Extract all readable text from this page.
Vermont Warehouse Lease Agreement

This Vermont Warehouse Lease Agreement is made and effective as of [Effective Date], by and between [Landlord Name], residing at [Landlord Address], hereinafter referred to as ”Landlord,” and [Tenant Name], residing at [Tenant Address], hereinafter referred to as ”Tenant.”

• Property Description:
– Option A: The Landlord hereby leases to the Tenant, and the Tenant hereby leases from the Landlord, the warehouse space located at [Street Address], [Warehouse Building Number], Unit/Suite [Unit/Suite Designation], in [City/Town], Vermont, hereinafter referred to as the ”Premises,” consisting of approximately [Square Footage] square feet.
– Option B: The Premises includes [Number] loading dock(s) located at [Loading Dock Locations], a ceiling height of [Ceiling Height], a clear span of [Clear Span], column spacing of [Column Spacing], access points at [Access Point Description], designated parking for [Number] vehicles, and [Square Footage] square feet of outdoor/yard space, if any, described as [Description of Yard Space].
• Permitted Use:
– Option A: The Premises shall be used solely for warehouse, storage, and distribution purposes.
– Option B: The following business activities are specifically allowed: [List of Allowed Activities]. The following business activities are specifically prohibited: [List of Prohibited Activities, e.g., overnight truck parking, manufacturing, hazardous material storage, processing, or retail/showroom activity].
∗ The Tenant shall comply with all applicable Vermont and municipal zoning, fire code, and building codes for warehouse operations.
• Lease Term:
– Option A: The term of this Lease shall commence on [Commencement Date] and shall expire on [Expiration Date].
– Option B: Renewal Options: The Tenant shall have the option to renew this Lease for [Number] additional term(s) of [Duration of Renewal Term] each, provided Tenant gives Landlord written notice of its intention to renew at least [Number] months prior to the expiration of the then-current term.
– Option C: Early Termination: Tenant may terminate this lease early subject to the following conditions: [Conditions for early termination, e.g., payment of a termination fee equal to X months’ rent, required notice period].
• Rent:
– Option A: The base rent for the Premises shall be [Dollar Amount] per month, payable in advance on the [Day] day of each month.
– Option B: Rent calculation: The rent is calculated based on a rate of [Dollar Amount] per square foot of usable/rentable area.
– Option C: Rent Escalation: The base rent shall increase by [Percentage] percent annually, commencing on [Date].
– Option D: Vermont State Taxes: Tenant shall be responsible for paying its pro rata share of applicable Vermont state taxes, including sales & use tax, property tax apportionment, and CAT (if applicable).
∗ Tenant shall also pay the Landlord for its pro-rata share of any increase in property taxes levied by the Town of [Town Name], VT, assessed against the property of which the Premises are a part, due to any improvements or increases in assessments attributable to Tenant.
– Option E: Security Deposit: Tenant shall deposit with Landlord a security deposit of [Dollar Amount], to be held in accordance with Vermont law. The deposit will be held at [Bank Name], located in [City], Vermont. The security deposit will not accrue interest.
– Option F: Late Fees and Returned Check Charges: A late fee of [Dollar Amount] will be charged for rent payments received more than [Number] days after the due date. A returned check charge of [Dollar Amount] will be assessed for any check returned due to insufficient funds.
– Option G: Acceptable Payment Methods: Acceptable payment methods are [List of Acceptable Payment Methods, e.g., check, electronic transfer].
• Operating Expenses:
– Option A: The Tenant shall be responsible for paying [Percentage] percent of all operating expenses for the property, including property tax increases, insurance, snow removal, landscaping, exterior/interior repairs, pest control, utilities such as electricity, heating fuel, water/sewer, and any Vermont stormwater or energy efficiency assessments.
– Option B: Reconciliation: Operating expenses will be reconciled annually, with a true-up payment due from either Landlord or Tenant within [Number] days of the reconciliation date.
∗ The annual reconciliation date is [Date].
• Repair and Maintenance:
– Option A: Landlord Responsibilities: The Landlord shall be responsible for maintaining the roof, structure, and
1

*EXERCISE BRIEF:* Every record shown above should be written out again exactly.

*EXERCISE SOLUTION:*
Extract all readable text from this page.
Vermont Warehouse Lease Agreement

This Vermont Warehouse Lease Agreement is made and effective as of [Effective Date], by and between [Landlord Name], residing at [Landlord Address], hereinafter referred to as ”Landlord,” and [Tenant Name], residing at [Tenant Address], hereinafter referred to as ”Tenant.”

• Property Description:
– Option A: The Landlord hereby leases to the Tenant, and the Tenant hereby leases from the Landlord, the warehouse space located at [Street Address], [Warehouse Building Number], Unit/Suite [Unit/Suite Designation], in [City/Town], Vermont, hereinafter referred to as the ”Premises,” consisting of approximately [Square Footage] square feet.
– Option B: The Premises includes [Number] loading dock(s) located at [Loading Dock Locations], a ceiling height of [Ceiling Height], a clear span of [Clear Span], column spacing of [Column Spacing], access points at [Access Point Description], designated parking for [Number] vehicles, and [Square Footage] square feet of outdoor/yard space, if any, described as [Description of Yard Space].
• Permitted Use:
– Option A: The Premises shall be used solely for warehouse, storage, and distribution purposes.
– Option B: The following business activities are specifically allowed: [List of Allowed Activities]. The following business activities are specifically prohibited: [List of Prohibited Activities, e.g., overnight truck parking, manufacturing, hazardous material storage, processing, or retail/showroom activity].
∗ The Tenant shall comply with all applicable Vermont and municipal zoning, fire code, and building codes for warehouse operations.
• Lease Term:
– Option A: The term of this Lease shall commence on [Commencement Date] and shall expire on [Expiration Date].
– Option B: Renewal Options: The Tenant shall have the option to renew this Lease for [Number] additional term(s) of [Duration of Renewal Term] each, provided Tenant gives Landlord written notice of its intention to renew at least [Number] months prior to the expiration of the then-current term.
– Option C: Early Termination: Tenant may terminate this lease early subject to the following conditions: [Conditions for early termination, e.g., payment of a termination fee equal to X months’ rent, required notice period].
• Rent:
– Option A: The base rent for the Premises shall be [Dollar Amount] per month, payable in advance on the [Day] day of each month.
– Option B: Rent calculation: The rent is calculated based on a rate of [Dollar Amount] per square foot of usable/rentable area.
– Option C: Rent Escalation: The base rent shall increase by [Percentage] percent annually, commencing on [Date].
– Option D: Vermont State Taxes: Tenant shall be responsible for paying its pro rata share of applicable Vermont state taxes, including sales & use tax, property tax apportionment, and CAT (if applicable).
∗ Tenant shall also pay the Landlord for its pro-rata share of any increase in property taxes levied by the Town of [Town Name], VT, assessed against the property of which the Premises are a part, due to any improvements or increases in assessments attributable to Tenant.
– Option E: Security Deposit: Tenant shall deposit with Landlord a security deposit of [Dollar Amount], to be held in accordance with Vermont law. The deposit will be held at [Bank Name], located in [City], Vermont. The security deposit will not accrue interest.
– Option F: Late Fees and Returned Check Charges: A late fee of [Dollar Amount] will be charged for rent payments received more than [Number] days after the due date. A returned check charge of [Dollar Amount] will be assessed for any check returned due to insufficient funds.
– Option G: Acceptable Payment Methods: Acceptable payment methods are [List of Acceptable Payment Methods, e.g., check, electronic transfer].
• Operating Expenses:
– Option A: The Tenant shall be responsible for paying [Percentage] percent of all operating expenses for the property, including property tax increases, insurance, snow removal, landscaping, exterior/interior repairs, pest control, utilities such as electricity, heating fuel, water/sewer, and any Vermont stormwater or energy efficiency assessments.
– Option B: Reconciliation: Operating expenses will be reconciled annually, with a true-up payment due from either Landlord or Tenant within [Number] days of the reconciliation date.
∗ The annual reconciliation date is [Date].
• Repair and Maintenance:
– Option A: Landlord Responsibilities: The Landlord shall be responsible for maintaining the roof, structure, and
1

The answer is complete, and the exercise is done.